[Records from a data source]
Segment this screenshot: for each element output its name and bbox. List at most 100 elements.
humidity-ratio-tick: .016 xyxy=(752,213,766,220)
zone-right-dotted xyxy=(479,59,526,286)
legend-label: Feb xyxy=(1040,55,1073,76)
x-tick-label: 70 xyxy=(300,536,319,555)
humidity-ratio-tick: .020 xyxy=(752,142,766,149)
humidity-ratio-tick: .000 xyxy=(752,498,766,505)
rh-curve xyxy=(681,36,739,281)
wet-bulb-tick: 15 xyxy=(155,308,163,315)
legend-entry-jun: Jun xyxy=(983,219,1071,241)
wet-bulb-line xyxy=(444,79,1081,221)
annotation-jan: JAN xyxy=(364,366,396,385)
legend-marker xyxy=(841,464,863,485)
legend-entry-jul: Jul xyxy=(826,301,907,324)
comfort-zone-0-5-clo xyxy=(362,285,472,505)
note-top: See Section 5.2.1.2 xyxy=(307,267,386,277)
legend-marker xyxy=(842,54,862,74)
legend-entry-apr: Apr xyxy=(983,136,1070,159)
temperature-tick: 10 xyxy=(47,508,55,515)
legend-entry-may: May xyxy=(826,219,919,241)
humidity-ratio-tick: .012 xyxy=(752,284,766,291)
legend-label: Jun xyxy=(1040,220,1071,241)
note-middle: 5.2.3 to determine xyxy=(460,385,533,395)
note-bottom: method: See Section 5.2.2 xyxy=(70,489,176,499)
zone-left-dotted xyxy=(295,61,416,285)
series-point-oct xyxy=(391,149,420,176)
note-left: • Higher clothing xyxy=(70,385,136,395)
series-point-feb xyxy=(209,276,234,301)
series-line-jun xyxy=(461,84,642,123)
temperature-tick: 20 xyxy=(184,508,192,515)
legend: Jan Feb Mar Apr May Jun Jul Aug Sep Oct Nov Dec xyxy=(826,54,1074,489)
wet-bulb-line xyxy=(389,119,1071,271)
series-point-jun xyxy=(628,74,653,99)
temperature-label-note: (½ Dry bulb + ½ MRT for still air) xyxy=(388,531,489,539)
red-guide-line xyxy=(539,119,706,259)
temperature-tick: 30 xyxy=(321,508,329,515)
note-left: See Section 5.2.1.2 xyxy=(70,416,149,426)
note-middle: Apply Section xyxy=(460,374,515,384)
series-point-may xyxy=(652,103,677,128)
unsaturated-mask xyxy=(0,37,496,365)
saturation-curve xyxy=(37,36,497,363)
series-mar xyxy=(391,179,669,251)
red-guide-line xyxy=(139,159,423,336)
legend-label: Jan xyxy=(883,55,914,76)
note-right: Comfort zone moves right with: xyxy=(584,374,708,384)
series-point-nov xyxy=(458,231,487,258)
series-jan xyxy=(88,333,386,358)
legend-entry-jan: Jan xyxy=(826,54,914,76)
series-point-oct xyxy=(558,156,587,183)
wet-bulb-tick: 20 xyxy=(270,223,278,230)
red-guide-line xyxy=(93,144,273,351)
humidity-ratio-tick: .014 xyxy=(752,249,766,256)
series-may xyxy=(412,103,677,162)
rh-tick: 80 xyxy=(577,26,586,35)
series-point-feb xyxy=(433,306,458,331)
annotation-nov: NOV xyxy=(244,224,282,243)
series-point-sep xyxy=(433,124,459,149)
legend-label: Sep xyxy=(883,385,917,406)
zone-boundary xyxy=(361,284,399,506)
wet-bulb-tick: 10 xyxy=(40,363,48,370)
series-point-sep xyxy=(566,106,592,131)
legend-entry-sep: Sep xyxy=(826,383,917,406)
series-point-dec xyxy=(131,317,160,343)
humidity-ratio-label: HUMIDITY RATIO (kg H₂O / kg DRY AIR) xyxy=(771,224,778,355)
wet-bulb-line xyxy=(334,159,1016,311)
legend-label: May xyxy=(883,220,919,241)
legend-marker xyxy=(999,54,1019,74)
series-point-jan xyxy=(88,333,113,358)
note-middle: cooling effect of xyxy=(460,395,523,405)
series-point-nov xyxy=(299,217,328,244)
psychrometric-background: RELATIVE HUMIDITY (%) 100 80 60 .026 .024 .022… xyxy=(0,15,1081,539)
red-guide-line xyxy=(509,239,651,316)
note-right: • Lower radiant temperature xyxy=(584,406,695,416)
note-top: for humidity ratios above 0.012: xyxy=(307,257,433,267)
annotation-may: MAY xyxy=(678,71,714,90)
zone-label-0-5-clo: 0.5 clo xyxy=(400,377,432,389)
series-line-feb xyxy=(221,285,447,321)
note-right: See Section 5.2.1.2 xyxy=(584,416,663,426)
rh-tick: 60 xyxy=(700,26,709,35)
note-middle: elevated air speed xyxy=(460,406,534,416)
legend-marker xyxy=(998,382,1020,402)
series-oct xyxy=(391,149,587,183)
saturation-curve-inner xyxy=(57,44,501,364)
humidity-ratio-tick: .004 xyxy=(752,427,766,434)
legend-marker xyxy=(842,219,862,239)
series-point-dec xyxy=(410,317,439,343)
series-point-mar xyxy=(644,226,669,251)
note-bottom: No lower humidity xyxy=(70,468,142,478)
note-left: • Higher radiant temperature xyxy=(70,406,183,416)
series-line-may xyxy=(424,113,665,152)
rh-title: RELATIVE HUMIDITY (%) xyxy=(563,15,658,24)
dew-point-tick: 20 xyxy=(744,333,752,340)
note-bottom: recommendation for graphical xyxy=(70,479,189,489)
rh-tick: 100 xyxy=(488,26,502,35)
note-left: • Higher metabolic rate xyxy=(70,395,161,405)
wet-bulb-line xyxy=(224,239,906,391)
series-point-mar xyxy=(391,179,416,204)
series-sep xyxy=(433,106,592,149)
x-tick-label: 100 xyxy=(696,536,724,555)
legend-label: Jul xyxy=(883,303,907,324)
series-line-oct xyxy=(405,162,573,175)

Task to carry out -> Can you return every line of the records above unchanged, character for character?

Expected answer ->
Segment this screenshot: for each element output its name and bbox. List at most 100 elements.
humidity-ratio-tick: .016 xyxy=(752,213,766,220)
zone-right-dotted xyxy=(479,59,526,286)
legend-label: Feb xyxy=(1040,55,1073,76)
x-tick-label: 70 xyxy=(300,536,319,555)
humidity-ratio-tick: .020 xyxy=(752,142,766,149)
humidity-ratio-tick: .000 xyxy=(752,498,766,505)
rh-curve xyxy=(681,36,739,281)
wet-bulb-tick: 15 xyxy=(155,308,163,315)
legend-entry-jun: Jun xyxy=(983,219,1071,241)
wet-bulb-line xyxy=(444,79,1081,221)
annotation-jan: JAN xyxy=(364,366,396,385)
legend-marker xyxy=(841,464,863,485)
legend-entry-jul: Jul xyxy=(826,301,907,324)
comfort-zone-0-5-clo xyxy=(362,285,472,505)
note-top: See Section 5.2.1.2 xyxy=(307,267,386,277)
legend-marker xyxy=(842,54,862,74)
legend-entry-apr: Apr xyxy=(983,136,1070,159)
temperature-tick: 10 xyxy=(47,508,55,515)
legend-entry-may: May xyxy=(826,219,919,241)
humidity-ratio-tick: .012 xyxy=(752,284,766,291)
legend-label: Jun xyxy=(1040,220,1071,241)
note-middle: 5.2.3 to determine xyxy=(460,385,533,395)
note-bottom: method: See Section 5.2.2 xyxy=(70,489,176,499)
zone-left-dotted xyxy=(295,61,416,285)
series-point-oct xyxy=(391,149,420,176)
note-left: • Higher clothing xyxy=(70,385,136,395)
series-point-feb xyxy=(209,276,234,301)
series-line-jun xyxy=(461,84,642,123)
temperature-tick: 20 xyxy=(184,508,192,515)
legend: Jan Feb Mar Apr May Jun Jul Aug Sep Oct Nov Dec xyxy=(826,54,1074,489)
wet-bulb-line xyxy=(389,119,1071,271)
series-point-jun xyxy=(628,74,653,99)
temperature-label-note: (½ Dry bulb + ½ MRT for still air) xyxy=(388,531,489,539)
red-guide-line xyxy=(539,119,706,259)
temperature-tick: 30 xyxy=(321,508,329,515)
note-left: See Section 5.2.1.2 xyxy=(70,416,149,426)
note-middle: Apply Section xyxy=(460,374,515,384)
series-point-may xyxy=(652,103,677,128)
unsaturated-mask xyxy=(0,37,496,365)
saturation-curve xyxy=(37,36,497,363)
series-mar xyxy=(391,179,669,251)
red-guide-line xyxy=(139,159,423,336)
legend-label: Jan xyxy=(883,55,914,76)
note-right: Comfort zone moves right with: xyxy=(584,374,708,384)
series-point-nov xyxy=(458,231,487,258)
series-jan xyxy=(88,333,386,358)
legend-entry-jan: Jan xyxy=(826,54,914,76)
series-point-oct xyxy=(558,156,587,183)
wet-bulb-tick: 20 xyxy=(270,223,278,230)
red-guide-line xyxy=(93,144,273,351)
humidity-ratio-tick: .014 xyxy=(752,249,766,256)
series-may xyxy=(412,103,677,162)
rh-tick: 80 xyxy=(577,26,586,35)
series-point-feb xyxy=(433,306,458,331)
annotation-nov: NOV xyxy=(244,224,282,243)
series-point-sep xyxy=(433,124,459,149)
legend-label: Sep xyxy=(883,385,917,406)
zone-boundary xyxy=(361,284,399,506)
wet-bulb-tick: 10 xyxy=(40,363,48,370)
series-point-sep xyxy=(566,106,592,131)
legend-entry-sep: Sep xyxy=(826,383,917,406)
series-point-dec xyxy=(131,317,160,343)
humidity-ratio-label: HUMIDITY RATIO (kg H₂O / kg DRY AIR) xyxy=(771,224,778,355)
wet-bulb-line xyxy=(334,159,1016,311)
legend-label: May xyxy=(883,220,919,241)
legend-marker xyxy=(999,54,1019,74)
series-point-jan xyxy=(88,333,113,358)
note-middle: cooling effect of xyxy=(460,395,523,405)
series-point-nov xyxy=(299,217,328,244)
psychrometric-background: RELATIVE HUMIDITY (%) 100 80 60 .026 .024 .022… xyxy=(0,15,1081,539)
red-guide-line xyxy=(509,239,651,316)
note-right: • Lower radiant temperature xyxy=(584,406,695,416)
note-top: for humidity ratios above 0.012: xyxy=(307,257,433,267)
annotation-may: MAY xyxy=(678,71,714,90)
zone-label-0-5-clo: 0.5 clo xyxy=(400,377,432,389)
series-line-feb xyxy=(221,285,447,321)
note-right: See Section 5.2.1.2 xyxy=(584,416,663,426)
rh-tick: 60 xyxy=(700,26,709,35)
note-middle: elevated air speed xyxy=(460,406,534,416)
legend-marker xyxy=(998,382,1020,402)
series-oct xyxy=(391,149,587,183)
saturation-curve-inner xyxy=(57,44,501,364)
humidity-ratio-tick: .004 xyxy=(752,427,766,434)
legend-marker xyxy=(842,219,862,239)
series-point-dec xyxy=(410,317,439,343)
series-point-mar xyxy=(644,226,669,251)
note-bottom: No lower humidity xyxy=(70,468,142,478)
note-left: • Higher radiant temperature xyxy=(70,406,183,416)
series-line-may xyxy=(424,113,665,152)
rh-title: RELATIVE HUMIDITY (%) xyxy=(563,15,658,24)
dew-point-tick: 20 xyxy=(744,333,752,340)
note-bottom: recommendation for graphical xyxy=(70,479,189,489)
rh-tick: 100 xyxy=(488,26,502,35)
note-left: • Higher metabolic rate xyxy=(70,395,161,405)
wet-bulb-line xyxy=(224,239,906,391)
series-point-mar xyxy=(391,179,416,204)
series-sep xyxy=(433,106,592,149)
x-tick-label: 100 xyxy=(696,536,724,555)
legend-label: Jul xyxy=(883,303,907,324)
series-line-oct xyxy=(405,162,573,175)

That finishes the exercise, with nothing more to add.